■ Exercise ■
Repeat the listing in full, word for word.
────────
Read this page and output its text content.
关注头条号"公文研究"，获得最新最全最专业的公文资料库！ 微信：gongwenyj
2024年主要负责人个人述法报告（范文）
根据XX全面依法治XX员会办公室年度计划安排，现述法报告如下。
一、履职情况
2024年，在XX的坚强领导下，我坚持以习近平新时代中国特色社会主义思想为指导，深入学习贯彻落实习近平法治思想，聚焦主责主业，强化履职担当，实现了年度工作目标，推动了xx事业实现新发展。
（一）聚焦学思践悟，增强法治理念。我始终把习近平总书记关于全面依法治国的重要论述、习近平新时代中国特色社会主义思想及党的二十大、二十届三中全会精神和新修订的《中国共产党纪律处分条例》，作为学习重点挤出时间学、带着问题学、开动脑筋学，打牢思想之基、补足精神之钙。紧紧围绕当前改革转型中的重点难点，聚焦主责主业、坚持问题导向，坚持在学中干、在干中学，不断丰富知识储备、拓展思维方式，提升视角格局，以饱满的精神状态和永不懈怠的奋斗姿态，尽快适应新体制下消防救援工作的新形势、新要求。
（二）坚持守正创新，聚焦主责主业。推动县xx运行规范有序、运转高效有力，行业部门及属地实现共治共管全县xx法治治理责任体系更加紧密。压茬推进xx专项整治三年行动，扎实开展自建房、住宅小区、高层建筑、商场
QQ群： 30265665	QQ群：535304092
────────
■ Result for this exercise ■
Read this page and output its text content.
关注头条号"公文研究"，获得最新最全最专业的公文资料库！ 微信：gongwenyj
2024年主要负责人个人述法报告（范文）
根据XX全面依法治XX员会办公室年度计划安排，现述法报告如下。
一、履职情况
2024年，在XX的坚强领导下，我坚持以习近平新时代中国特色社会主义思想为指导，深入学习贯彻落实习近平法治思想，聚焦主责主业，强化履职担当，实现了年度工作目标，推动了xx事业实现新发展。
（一）聚焦学思践悟，增强法治理念。我始终把习近平总书记关于全面依法治国的重要论述、习近平新时代中国特色社会主义思想及党的二十大、二十届三中全会精神和新修订的《中国共产党纪律处分条例》，作为学习重点挤出时间学、带着问题学、开动脑筋学，打牢思想之基、补足精神之钙。紧紧围绕当前改革转型中的重点难点，聚焦主责主业、坚持问题导向，坚持在学中干、在干中学，不断丰富知识储备、拓展思维方式，提升视角格局，以饱满的精神状态和永不懈怠的奋斗姿态，尽快适应新体制下消防救援工作的新形势、新要求。
（二）坚持守正创新，聚焦主责主业。推动县xx运行规范有序、运转高效有力，行业部门及属地实现共治共管全县xx法治治理责任体系更加紧密。压茬推进xx专项整治三年行动，扎实开展自建房、住宅小区、高层建筑、商场
QQ群： 30265665	QQ群：535304092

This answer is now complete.